## begin

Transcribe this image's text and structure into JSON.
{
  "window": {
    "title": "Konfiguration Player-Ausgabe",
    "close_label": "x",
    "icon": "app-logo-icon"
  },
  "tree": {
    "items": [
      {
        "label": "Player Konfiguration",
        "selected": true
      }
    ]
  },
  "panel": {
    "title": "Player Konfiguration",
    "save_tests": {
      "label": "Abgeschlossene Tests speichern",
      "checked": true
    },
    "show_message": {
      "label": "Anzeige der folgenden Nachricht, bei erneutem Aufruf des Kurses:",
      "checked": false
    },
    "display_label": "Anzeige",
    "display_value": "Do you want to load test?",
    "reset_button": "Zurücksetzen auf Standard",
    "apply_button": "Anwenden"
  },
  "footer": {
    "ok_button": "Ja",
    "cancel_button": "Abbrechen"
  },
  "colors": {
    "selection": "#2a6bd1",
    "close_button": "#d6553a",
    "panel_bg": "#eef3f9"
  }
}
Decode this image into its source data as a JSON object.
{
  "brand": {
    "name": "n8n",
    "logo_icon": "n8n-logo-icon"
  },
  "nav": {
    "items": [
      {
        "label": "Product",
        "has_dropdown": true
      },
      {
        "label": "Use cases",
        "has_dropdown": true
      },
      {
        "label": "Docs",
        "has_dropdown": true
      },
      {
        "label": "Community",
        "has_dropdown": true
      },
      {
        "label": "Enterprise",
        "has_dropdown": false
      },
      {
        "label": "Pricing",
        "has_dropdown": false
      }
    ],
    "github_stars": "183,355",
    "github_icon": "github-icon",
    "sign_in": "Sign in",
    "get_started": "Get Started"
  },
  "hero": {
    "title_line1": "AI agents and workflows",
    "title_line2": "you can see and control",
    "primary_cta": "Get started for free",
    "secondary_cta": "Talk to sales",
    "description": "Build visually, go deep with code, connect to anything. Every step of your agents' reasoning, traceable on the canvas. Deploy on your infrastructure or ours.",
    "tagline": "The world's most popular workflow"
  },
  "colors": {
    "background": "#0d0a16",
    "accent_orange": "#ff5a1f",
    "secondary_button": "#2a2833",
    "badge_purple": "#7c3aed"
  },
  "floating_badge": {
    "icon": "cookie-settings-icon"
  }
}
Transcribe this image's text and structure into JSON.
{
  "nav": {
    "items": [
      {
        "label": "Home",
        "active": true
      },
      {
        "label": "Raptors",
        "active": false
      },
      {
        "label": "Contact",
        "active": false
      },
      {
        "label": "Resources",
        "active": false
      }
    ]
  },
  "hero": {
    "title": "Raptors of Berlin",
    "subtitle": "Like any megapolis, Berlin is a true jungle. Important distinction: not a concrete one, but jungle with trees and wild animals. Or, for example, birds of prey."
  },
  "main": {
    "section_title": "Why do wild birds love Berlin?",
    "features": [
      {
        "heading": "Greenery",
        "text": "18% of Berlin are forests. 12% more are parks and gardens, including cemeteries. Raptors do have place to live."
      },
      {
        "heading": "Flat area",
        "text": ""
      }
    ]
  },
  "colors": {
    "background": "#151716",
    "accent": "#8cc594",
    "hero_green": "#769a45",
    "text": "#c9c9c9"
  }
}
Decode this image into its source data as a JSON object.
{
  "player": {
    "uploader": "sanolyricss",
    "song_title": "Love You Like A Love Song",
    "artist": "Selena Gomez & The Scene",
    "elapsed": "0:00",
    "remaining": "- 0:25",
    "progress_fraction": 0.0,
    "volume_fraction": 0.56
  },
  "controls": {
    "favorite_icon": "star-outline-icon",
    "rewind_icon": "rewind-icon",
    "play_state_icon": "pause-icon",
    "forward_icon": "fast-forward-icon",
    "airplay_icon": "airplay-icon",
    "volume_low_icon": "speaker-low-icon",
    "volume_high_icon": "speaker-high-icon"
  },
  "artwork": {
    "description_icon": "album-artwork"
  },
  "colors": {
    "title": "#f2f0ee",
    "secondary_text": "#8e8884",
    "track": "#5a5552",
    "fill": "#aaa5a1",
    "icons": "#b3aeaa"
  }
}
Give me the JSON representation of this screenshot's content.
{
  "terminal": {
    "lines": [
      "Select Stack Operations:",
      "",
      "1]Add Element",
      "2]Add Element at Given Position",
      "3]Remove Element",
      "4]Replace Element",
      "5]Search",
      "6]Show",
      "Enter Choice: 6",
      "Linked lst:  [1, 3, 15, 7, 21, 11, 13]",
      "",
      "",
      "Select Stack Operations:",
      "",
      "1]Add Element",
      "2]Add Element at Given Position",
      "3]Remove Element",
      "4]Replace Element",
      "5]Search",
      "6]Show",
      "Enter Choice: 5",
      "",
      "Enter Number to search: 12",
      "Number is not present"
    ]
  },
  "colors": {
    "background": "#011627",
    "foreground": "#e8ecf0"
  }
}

## end

#### Given instruction
Can you reproduce all the material exactly?

#### Task answer
Transcribe this image's text and structure into JSON.
{
  "window": {
    "title": "Konfiguration Player-Ausgabe",
    "close_label": "x",
    "icon": "app-logo-icon"
  },
  "tree": {
    "items": [
      {
        "label": "Player Konfiguration",
        "selected": true
      }
    ]
  },
  "panel": {
    "title": "Player Konfiguration",
    "save_tests": {
      "label": "Abgeschlossene Tests speichern",
      "checked": true
    },
    "show_message": {
      "label": "Anzeige der folgenden Nachricht, bei erneutem Aufruf des Kurses:",
      "checked": false
    },
    "display_label": "Anzeige",
    "display_value": "Do you want to load test?",
    "reset_button": "Zurücksetzen auf Standard",
    "apply_button": "Anwenden"
  },
  "footer": {
    "ok_button": "Ja",
    "cancel_button": "Abbrechen"
  },
  "colors": {
    "selection": "#2a6bd1",
    "close_button": "#d6553a",
    "panel_bg": "#eef3f9"
  }
}
Decode this image into its source data as a JSON object.
{
  "brand": {
    "name": "n8n",
    "logo_icon": "n8n-logo-icon"
  },
  "nav": {
    "items": [
      {
        "label": "Product",
        "has_dropdown": true
      },
      {
        "label": "Use cases",
        "has_dropdown": true
      },
      {
        "label": "Docs",
        "has_dropdown": true
      },
      {
        "label": "Community",
        "has_dropdown": true
      },
      {
        "label": "Enterprise",
        "has_dropdown": false
      },
      {
        "label": "Pricing",
        "has_dropdown": false
      }
    ],
    "github_stars": "183,355",
    "github_icon": "github-icon",
    "sign_in": "Sign in",
    "get_started": "Get Started"
  },
  "hero": {
    "title_line1": "AI agents and workflows",
    "title_line2": "you can see and control",
    "primary_cta": "Get started for free",
    "secondary_cta": "Talk to sales",
    "description": "Build visually, go deep with code, connect to anything. Every step of your agents' reasoning, traceable on the canvas. Deploy on your infrastructure or ours.",
    "tagline": "The world's most popular workflow"
  },
  "colors": {
    "background": "#0d0a16",
    "accent_orange": "#ff5a1f",
    "secondary_button": "#2a2833",
    "badge_purple": "#7c3aed"
  },
  "floating_badge": {
    "icon": "cookie-settings-icon"
  }
}
Transcribe this image's text and structure into JSON.
{
  "nav": {
    "items": [
      {
        "label": "Home",
        "active": true
      },
      {
        "label": "Raptors",
        "active": false
      },
      {
        "label": "Contact",
        "active": false
      },
      {
        "label": "Resources",
        "active": false
      }
    ]
  },
  "hero": {
    "title": "Raptors of Berlin",
    "subtitle": "Like any megapolis, Berlin is a true jungle. Important distinction: not a concrete one, but jungle with trees and wild animals. Or, for example, birds of prey."
  },
  "main": {
    "section_title": "Why do wild birds love Berlin?",
    "features": [
      {
        "heading": "Greenery",
        "text": "18% of Berlin are forests. 12% more are parks and gardens, including cemeteries. Raptors do have place to live."
      },
      {
        "heading": "Flat area",
        "text": ""
      }
    ]
  },
  "colors": {
    "background": "#151716",
    "accent": "#8cc594",
    "hero_green": "#769a45",
    "text": "#c9c9c9"
  }
}
Decode this image into its source data as a JSON object.
{
  "player": {
    "uploader": "sanolyricss",
    "song_title": "Love You Like A Love Song",
    "artist": "Selena Gomez & The Scene",
    "elapsed": "0:00",
    "remaining": "- 0:25",
    "progress_fraction": 0.0,
    "volume_fraction": 0.56
  },
  "controls": {
    "favorite_icon": "star-outline-icon",
    "rewind_icon": "rewind-icon",
    "play_state_icon": "pause-icon",
    "forward_icon": "fast-forward-icon",
    "airplay_icon": "airplay-icon",
    "volume_low_icon": "speaker-low-icon",
    "volume_high_icon": "speaker-high-icon"
  },
  "artwork": {
    "description_icon": "album-artwork"
  },
  "colors": {
    "title": "#f2f0ee",
    "secondary_text": "#8e8884",
    "track": "#5a5552",
    "fill": "#aaa5a1",
    "icons": "#b3aeaa"
  }
}
Give me the JSON representation of this screenshot's content.
{
  "terminal": {
    "lines": [
      "Select Stack Operations:",
      "",
      "1]Add Element",
      "2]Add Element at Given Position",
      "3]Remove Element",
      "4]Replace Element",
      "5]Search",
      "6]Show",
      "Enter Choice: 6",
      "Linked lst:  [1, 3, 15, 7, 21, 11, 13]",
      "",
      "",
      "Select Stack Operations:",
      "",
      "1]Add Element",
      "2]Add Element at Given Position",
      "3]Remove Element",
      "4]Replace Element",
      "5]Search",
      "6]Show",
      "Enter Choice: 5",
      "",
      "Enter Number to search: 12",
      "Number is not present"
    ]
  },
  "colors": {
    "background": "#011627",
    "foreground": "#e8ecf0"
  }
}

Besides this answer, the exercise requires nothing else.